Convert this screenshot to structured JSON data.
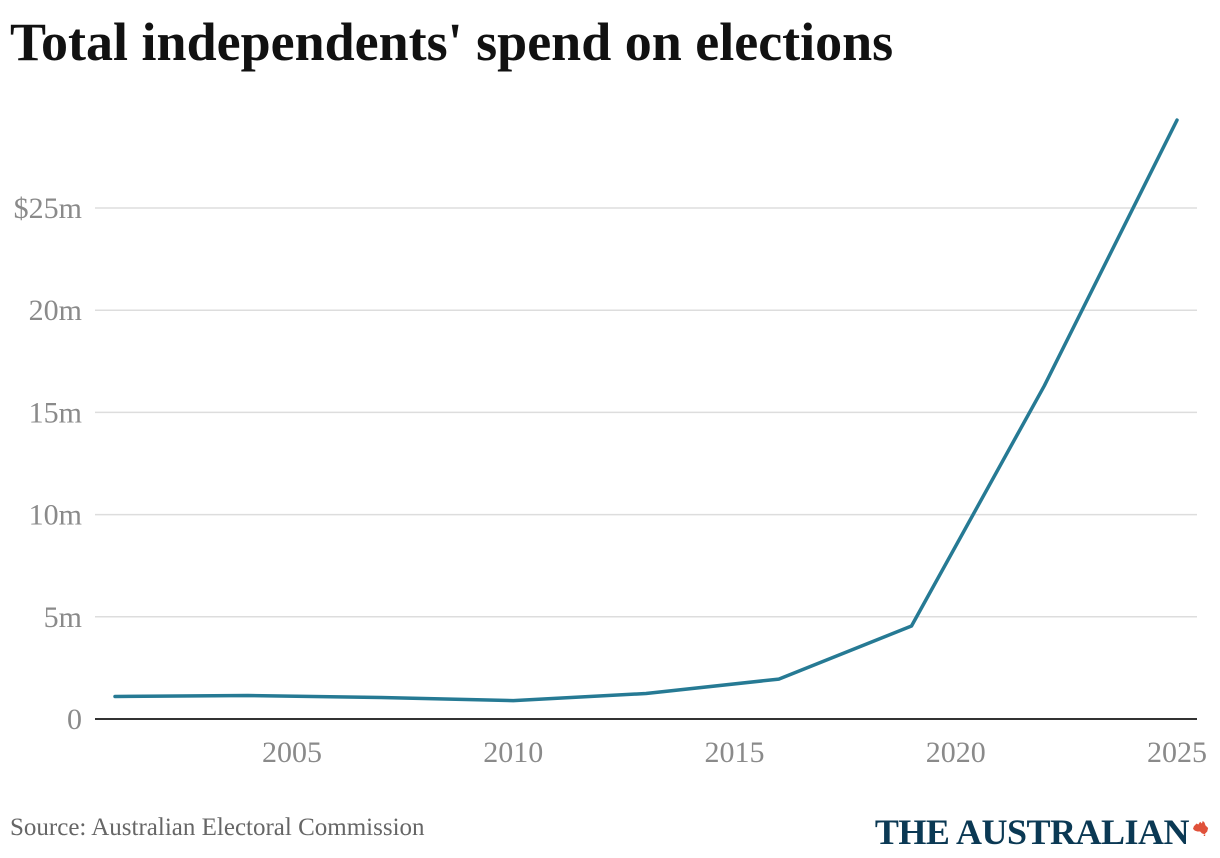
{
  "title": "Total independents' spend on elections",
  "source": "Source: Australian Electoral Commission",
  "brand": {
    "name": "THE AUSTRALIAN",
    "logo_icon": "australia-map-icon",
    "logo_color": "#e0513a"
  },
  "colors": {
    "line": "#267a94",
    "grid": "#dddddd",
    "axis": "#333333",
    "tick_text": "#8a8a8a"
  },
  "chart_data": {
    "type": "line",
    "title": "Total independents' spend on elections",
    "xlabel": "",
    "ylabel": "",
    "xlim": [
      2001,
      2025
    ],
    "ylim": [
      0,
      30
    ],
    "x_ticks": [
      {
        "value": 2005,
        "label": "2005"
      },
      {
        "value": 2010,
        "label": "2010"
      },
      {
        "value": 2015,
        "label": "2015"
      },
      {
        "value": 2020,
        "label": "2020"
      },
      {
        "value": 2025,
        "label": "2025"
      }
    ],
    "y_ticks": [
      {
        "value": 0,
        "label": "0"
      },
      {
        "value": 5,
        "label": "5m"
      },
      {
        "value": 10,
        "label": "10m"
      },
      {
        "value": 15,
        "label": "15m"
      },
      {
        "value": 20,
        "label": "20m"
      },
      {
        "value": 25,
        "label": "$25m"
      }
    ],
    "grid": true,
    "legend": "none",
    "series": [
      {
        "x": [
          2001,
          2004,
          2007,
          2010,
          2013,
          2016,
          2019,
          2022,
          2025
        ],
        "values": [
          1.1,
          1.15,
          1.05,
          0.9,
          1.25,
          1.95,
          4.55,
          16.3,
          29.3
        ]
      }
    ]
  }
}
-----
▸ **The exercise**
From the material above, copy each line that includes the word "independents".

▸ **Answer below**
  "title": "Total independents' spend on elections",
    "title": "Total independents' spend on elections",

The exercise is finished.